*** INFORMATION SUPPLIED ***
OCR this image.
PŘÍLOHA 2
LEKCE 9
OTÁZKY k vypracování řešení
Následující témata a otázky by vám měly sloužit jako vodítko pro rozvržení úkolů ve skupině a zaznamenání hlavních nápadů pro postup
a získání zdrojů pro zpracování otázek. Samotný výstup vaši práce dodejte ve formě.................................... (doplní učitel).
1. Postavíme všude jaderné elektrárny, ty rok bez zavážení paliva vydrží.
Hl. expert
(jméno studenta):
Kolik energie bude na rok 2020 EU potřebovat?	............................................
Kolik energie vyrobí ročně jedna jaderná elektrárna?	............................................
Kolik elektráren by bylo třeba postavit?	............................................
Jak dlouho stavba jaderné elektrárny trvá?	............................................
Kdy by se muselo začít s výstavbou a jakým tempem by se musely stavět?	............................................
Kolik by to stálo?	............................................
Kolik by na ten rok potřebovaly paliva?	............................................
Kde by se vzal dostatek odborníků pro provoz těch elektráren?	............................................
***
• **PROBLEM TO WORK ON**: Write out every line exactly as it stands.

• **ANSWER IN FULL**:
OCR this image.
PŘÍLOHA 2
LEKCE 9
OTÁZKY k vypracování řešení
Následující témata a otázky by vám měly sloužit jako vodítko pro rozvržení úkolů ve skupině a zaznamenání hlavních nápadů pro postup
a získání zdrojů pro zpracování otázek. Samotný výstup vaši práce dodejte ve formě.................................... (doplní učitel).
1. Postavíme všude jaderné elektrárny, ty rok bez zavážení paliva vydrží.
Hl. expert
(jméno studenta):
Kolik energie bude na rok 2020 EU potřebovat?	............................................
Kolik energie vyrobí ročně jedna jaderná elektrárna?	............................................
Kolik elektráren by bylo třeba postavit?	............................................
Jak dlouho stavba jaderné elektrárny trvá?	............................................
Kdy by se muselo začít s výstavbou a jakým tempem by se musely stavět?	............................................
Kolik by to stálo?	............................................
Kolik by na ten rok potřebovaly paliva?	............................................
Kde by se vzal dostatek odborníků pro provoz těch elektráren?	............................................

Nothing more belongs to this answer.